- **The request**
Lines containing the word "Kappa" are the ones to copy from the records below.

- **Data provided**
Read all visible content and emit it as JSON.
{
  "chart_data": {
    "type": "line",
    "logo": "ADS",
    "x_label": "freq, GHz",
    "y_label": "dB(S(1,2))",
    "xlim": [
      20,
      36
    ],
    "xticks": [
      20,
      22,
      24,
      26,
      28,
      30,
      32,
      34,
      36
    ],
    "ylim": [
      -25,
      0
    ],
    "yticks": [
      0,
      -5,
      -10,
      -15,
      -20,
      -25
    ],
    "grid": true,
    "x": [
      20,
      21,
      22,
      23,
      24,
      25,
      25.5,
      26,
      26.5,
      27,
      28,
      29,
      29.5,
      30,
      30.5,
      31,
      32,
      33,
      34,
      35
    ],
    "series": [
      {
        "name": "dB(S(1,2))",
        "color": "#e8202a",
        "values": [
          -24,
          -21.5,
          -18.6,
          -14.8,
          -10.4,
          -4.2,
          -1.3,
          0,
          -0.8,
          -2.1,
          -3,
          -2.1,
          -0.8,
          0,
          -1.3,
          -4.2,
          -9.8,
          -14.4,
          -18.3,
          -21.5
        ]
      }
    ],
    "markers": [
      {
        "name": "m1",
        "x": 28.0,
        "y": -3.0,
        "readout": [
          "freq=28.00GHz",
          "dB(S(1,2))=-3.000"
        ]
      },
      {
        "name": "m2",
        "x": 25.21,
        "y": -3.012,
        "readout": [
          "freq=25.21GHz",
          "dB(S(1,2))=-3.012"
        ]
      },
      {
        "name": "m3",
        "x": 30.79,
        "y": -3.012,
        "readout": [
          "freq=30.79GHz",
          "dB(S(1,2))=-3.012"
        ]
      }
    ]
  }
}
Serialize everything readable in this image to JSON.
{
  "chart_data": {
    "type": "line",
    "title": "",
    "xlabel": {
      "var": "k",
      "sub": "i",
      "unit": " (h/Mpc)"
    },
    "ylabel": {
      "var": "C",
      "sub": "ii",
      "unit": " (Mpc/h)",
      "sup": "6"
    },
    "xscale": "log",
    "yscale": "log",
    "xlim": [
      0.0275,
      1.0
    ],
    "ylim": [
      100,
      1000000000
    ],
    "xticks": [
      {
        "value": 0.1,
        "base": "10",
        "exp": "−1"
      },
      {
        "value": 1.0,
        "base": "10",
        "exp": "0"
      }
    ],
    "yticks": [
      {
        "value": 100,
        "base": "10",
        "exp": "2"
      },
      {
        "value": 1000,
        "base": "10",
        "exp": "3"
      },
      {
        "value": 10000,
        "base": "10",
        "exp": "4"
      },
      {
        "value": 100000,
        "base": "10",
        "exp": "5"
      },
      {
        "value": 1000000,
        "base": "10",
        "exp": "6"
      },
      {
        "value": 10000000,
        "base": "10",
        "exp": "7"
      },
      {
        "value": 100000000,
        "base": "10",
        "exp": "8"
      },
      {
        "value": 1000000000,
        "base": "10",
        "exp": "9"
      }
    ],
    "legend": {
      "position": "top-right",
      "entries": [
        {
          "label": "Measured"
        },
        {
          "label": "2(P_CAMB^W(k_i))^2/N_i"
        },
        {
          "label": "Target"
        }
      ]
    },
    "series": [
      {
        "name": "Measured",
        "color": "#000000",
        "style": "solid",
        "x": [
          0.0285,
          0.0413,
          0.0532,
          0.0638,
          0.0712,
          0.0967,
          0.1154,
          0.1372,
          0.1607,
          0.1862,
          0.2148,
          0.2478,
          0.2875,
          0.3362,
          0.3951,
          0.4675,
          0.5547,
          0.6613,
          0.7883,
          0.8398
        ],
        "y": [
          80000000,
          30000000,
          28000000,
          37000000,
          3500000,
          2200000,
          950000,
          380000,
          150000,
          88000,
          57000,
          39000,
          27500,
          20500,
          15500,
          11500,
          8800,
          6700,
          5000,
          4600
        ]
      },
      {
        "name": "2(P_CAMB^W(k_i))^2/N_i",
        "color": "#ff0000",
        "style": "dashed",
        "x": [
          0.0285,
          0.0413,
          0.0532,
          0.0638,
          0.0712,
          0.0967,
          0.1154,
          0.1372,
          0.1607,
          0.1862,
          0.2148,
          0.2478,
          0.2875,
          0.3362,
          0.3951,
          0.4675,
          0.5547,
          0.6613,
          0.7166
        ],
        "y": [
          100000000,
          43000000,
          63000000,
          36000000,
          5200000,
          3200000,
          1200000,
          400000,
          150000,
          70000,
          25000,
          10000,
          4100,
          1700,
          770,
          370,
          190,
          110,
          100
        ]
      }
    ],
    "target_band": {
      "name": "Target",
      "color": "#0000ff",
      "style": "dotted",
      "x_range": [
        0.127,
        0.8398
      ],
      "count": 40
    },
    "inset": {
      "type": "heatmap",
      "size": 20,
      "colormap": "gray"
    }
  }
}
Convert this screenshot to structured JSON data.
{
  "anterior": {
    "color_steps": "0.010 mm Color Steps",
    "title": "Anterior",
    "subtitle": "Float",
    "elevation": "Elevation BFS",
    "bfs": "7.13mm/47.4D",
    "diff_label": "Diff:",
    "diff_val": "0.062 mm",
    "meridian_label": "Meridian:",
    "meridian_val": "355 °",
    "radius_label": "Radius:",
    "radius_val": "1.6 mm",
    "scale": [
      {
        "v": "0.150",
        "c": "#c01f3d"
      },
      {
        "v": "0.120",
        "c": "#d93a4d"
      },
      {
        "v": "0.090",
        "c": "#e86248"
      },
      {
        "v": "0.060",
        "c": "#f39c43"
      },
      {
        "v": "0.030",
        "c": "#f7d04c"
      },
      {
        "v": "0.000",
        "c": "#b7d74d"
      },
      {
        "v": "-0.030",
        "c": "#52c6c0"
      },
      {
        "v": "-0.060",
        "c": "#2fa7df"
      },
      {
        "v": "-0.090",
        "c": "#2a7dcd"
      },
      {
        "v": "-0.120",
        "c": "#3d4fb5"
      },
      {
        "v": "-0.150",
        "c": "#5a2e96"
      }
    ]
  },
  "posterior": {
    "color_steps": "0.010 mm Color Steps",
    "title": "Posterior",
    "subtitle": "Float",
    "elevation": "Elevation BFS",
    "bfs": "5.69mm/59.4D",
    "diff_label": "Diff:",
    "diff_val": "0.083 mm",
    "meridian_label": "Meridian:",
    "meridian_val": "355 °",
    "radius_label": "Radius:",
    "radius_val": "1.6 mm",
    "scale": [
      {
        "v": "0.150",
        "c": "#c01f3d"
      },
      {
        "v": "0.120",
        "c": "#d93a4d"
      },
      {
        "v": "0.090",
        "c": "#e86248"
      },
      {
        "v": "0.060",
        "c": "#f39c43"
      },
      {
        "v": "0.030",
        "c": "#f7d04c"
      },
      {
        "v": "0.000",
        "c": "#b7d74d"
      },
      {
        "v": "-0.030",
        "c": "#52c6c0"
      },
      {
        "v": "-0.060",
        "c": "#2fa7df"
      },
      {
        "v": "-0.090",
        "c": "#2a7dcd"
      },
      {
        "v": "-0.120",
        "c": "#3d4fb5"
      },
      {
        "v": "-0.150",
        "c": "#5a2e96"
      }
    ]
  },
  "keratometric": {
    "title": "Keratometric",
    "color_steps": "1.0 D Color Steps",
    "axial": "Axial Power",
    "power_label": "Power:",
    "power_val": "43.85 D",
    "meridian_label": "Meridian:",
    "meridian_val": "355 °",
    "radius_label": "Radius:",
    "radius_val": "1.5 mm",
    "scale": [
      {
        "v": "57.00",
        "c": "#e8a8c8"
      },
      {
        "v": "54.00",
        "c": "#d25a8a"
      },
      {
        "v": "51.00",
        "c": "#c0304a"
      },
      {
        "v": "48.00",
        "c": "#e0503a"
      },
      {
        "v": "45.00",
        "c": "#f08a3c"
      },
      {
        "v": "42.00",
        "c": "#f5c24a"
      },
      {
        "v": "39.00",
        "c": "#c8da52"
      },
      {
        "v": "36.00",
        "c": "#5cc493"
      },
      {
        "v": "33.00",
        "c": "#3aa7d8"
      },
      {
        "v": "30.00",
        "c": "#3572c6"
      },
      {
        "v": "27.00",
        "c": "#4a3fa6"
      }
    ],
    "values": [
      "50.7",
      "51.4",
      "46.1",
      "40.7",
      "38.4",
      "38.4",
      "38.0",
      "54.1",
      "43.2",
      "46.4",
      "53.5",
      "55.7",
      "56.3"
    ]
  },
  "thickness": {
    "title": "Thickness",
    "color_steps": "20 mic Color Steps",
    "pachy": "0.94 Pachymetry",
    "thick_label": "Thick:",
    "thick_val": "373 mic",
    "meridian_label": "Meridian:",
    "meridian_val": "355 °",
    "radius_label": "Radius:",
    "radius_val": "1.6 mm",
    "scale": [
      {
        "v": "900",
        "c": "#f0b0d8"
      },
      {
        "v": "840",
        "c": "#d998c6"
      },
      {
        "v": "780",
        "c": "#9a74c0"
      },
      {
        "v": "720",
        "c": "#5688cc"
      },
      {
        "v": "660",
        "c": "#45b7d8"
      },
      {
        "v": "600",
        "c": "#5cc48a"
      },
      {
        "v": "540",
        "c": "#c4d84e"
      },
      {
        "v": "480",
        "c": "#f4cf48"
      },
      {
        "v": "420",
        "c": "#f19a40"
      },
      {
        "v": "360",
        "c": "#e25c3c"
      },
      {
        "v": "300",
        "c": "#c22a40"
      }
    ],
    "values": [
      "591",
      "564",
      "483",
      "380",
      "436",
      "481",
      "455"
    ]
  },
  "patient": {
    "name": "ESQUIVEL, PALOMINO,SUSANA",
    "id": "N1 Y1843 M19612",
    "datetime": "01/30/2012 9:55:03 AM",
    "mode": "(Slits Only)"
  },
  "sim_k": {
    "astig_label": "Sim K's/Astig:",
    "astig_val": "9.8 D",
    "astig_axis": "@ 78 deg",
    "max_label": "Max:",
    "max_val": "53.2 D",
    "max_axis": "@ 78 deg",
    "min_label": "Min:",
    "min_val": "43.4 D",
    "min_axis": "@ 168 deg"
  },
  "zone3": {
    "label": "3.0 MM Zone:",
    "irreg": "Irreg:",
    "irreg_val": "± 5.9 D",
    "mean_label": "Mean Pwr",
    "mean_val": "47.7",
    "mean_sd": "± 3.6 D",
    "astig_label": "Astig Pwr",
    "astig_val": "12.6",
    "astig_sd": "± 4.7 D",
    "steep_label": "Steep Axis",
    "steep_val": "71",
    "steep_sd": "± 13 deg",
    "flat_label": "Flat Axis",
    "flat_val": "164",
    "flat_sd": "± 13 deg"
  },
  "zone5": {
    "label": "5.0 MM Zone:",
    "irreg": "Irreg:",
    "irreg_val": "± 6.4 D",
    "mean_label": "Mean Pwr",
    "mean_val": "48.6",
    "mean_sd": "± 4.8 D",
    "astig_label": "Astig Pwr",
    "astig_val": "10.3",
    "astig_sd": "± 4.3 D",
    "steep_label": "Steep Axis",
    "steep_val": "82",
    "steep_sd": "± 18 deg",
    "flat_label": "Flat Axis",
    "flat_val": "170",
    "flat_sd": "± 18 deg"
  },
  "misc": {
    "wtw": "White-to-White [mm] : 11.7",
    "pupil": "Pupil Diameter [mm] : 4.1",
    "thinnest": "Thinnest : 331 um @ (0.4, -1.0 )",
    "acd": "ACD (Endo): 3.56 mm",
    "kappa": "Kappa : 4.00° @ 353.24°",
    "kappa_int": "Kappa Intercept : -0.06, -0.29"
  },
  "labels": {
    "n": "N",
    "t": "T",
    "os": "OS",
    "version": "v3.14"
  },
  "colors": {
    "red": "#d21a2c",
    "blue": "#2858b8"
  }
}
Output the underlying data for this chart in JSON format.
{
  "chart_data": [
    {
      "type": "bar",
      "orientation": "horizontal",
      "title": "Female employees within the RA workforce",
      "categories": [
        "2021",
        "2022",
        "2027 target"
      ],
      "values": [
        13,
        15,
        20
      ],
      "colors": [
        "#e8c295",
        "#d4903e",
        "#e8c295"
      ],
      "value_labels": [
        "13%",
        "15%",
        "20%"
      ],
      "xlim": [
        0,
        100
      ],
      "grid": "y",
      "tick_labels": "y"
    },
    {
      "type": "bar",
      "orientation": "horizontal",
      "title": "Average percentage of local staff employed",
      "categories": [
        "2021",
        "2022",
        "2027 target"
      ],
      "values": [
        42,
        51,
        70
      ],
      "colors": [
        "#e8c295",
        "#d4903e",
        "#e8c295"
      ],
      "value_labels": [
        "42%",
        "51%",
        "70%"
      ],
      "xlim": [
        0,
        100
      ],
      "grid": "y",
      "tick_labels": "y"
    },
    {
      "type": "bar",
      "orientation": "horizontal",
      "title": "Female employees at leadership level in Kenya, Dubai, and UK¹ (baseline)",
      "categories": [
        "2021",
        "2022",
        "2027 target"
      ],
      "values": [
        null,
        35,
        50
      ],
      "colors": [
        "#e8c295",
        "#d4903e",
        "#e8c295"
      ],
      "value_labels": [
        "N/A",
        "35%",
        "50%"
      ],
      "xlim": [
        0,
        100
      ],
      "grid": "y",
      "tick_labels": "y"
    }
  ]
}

- **Response to this exercise**
    "kappa": "Kappa : 4.00° @ 353.24°",
    "kappa_int": "Kappa Intercept : -0.06, -0.29"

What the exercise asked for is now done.